=== What you have to do ===
Output the entries verbatim, including every line.

=== Data records ===
---*---

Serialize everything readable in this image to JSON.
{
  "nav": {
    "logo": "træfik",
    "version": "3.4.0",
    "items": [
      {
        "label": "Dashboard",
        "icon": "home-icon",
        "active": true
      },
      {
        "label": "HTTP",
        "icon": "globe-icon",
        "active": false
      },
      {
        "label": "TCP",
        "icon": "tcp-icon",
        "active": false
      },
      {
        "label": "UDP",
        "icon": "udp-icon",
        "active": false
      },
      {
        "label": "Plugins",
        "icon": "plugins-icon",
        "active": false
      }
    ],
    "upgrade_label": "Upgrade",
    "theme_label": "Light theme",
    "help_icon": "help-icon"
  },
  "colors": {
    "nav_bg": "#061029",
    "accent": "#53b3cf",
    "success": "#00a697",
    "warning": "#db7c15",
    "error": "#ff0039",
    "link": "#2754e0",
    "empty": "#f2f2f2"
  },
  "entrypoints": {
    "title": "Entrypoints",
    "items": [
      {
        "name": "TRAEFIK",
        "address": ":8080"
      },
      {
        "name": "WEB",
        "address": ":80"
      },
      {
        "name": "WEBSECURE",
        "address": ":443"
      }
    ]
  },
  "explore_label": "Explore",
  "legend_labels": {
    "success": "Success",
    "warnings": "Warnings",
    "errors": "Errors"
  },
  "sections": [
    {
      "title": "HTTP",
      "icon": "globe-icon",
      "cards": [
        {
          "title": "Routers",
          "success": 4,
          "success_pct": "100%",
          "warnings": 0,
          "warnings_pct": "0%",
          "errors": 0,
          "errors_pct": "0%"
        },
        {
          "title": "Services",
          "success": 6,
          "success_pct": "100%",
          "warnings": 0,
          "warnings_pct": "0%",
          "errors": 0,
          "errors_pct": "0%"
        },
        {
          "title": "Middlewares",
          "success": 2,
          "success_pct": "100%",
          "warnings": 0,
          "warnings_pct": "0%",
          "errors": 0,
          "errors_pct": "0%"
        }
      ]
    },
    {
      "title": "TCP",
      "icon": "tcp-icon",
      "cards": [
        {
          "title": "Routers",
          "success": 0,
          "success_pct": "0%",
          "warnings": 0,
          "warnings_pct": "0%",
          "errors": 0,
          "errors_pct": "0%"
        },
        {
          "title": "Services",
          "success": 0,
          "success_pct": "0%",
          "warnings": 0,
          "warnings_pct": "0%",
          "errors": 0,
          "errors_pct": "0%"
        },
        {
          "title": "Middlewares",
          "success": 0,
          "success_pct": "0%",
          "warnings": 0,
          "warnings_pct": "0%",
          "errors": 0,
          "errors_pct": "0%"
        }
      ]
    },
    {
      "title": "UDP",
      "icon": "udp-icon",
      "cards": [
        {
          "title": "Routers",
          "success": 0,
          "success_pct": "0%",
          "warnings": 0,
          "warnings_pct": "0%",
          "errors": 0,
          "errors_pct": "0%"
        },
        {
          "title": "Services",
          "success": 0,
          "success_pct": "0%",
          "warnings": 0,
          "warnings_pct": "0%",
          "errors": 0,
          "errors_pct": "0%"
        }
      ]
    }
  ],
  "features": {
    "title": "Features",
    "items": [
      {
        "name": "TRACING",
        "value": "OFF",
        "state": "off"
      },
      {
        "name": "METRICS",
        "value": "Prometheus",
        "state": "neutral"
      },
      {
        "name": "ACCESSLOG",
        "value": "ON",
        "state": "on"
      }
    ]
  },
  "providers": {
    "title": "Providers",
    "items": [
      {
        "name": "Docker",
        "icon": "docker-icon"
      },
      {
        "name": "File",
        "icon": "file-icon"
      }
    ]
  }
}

---*---

=== Exercise solution ===
Serialize everything readable in this image to JSON.
{
  "nav": {
    "logo": "træfik",
    "version": "3.4.0",
    "items": [
      {
        "label": "Dashboard",
        "icon": "home-icon",
        "active": true
      },
      {
        "label": "HTTP",
        "icon": "globe-icon",
        "active": false
      },
      {
        "label": "TCP",
        "icon": "tcp-icon",
        "active": false
      },
      {
        "label": "UDP",
        "icon": "udp-icon",
        "active": false
      },
      {
        "label": "Plugins",
        "icon": "plugins-icon",
        "active": false
      }
    ],
    "upgrade_label": "Upgrade",
    "theme_label": "Light theme",
    "help_icon": "help-icon"
  },
  "colors": {
    "nav_bg": "#061029",
    "accent": "#53b3cf",
    "success": "#00a697",
    "warning": "#db7c15",
    "error": "#ff0039",
    "link": "#2754e0",
    "empty": "#f2f2f2"
  },
  "entrypoints": {
    "title": "Entrypoints",
    "items": [
      {
        "name": "TRAEFIK",
        "address": ":8080"
      },
      {
        "name": "WEB",
        "address": ":80"
      },
      {
        "name": "WEBSECURE",
        "address": ":443"
      }
    ]
  },
  "explore_label": "Explore",
  "legend_labels": {
    "success": "Success",
    "warnings": "Warnings",
    "errors": "Errors"
  },
  "sections": [
    {
      "title": "HTTP",
      "icon": "globe-icon",
      "cards": [
        {
          "title": "Routers",
          "success": 4,
          "success_pct": "100%",
          "warnings": 0,
          "warnings_pct": "0%",
          "errors": 0,
          "errors_pct": "0%"
        },
        {
          "title": "Services",
          "success": 6,
          "success_pct": "100%",
          "warnings": 0,
          "warnings_pct": "0%",
          "errors": 0,
          "errors_pct": "0%"
        },
        {
          "title": "Middlewares",
          "success": 2,
          "success_pct": "100%",
          "warnings": 0,
          "warnings_pct": "0%",
          "errors": 0,
          "errors_pct": "0%"
        }
      ]
    },
    {
      "title": "TCP",
      "icon": "tcp-icon",
      "cards": [
        {
          "title": "Routers",
          "success": 0,
          "success_pct": "0%",
          "warnings": 0,
          "warnings_pct": "0%",
          "errors": 0,
          "errors_pct": "0%"
        },
        {
          "title": "Services",
          "success": 0,
          "success_pct": "0%",
          "warnings": 0,
          "warnings_pct": "0%",
          "errors": 0,
          "errors_pct": "0%"
        },
        {
          "title": "Middlewares",
          "success": 0,
          "success_pct": "0%",
          "warnings": 0,
          "warnings_pct": "0%",
          "errors": 0,
          "errors_pct": "0%"
        }
      ]
    },
    {
      "title": "UDP",
      "icon": "udp-icon",
      "cards": [
        {
          "title": "Routers",
          "success": 0,
          "success_pct": "0%",
          "warnings": 0,
          "warnings_pct": "0%",
          "errors": 0,
          "errors_pct": "0%"
        },
        {
          "title": "Services",
          "success": 0,
          "success_pct": "0%",
          "warnings": 0,
          "warnings_pct": "0%",
          "errors": 0,
          "errors_pct": "0%"
        }
      ]
    }
  ],
  "features": {
    "title": "Features",
    "items": [
      {
        "name": "TRACING",
        "value": "OFF",
        "state": "off"
      },
      {
        "name": "METRICS",
        "value": "Prometheus",
        "state": "neutral"
      },
      {
        "name": "ACCESSLOG",
        "value": "ON",
        "state": "on"
      }
    ]
  },
  "providers": {
    "title": "Providers",
    "items": [
      {
        "name": "Docker",
        "icon": "docker-icon"
      },
      {
        "name": "File",
        "icon": "file-icon"
      }
    ]
  }
}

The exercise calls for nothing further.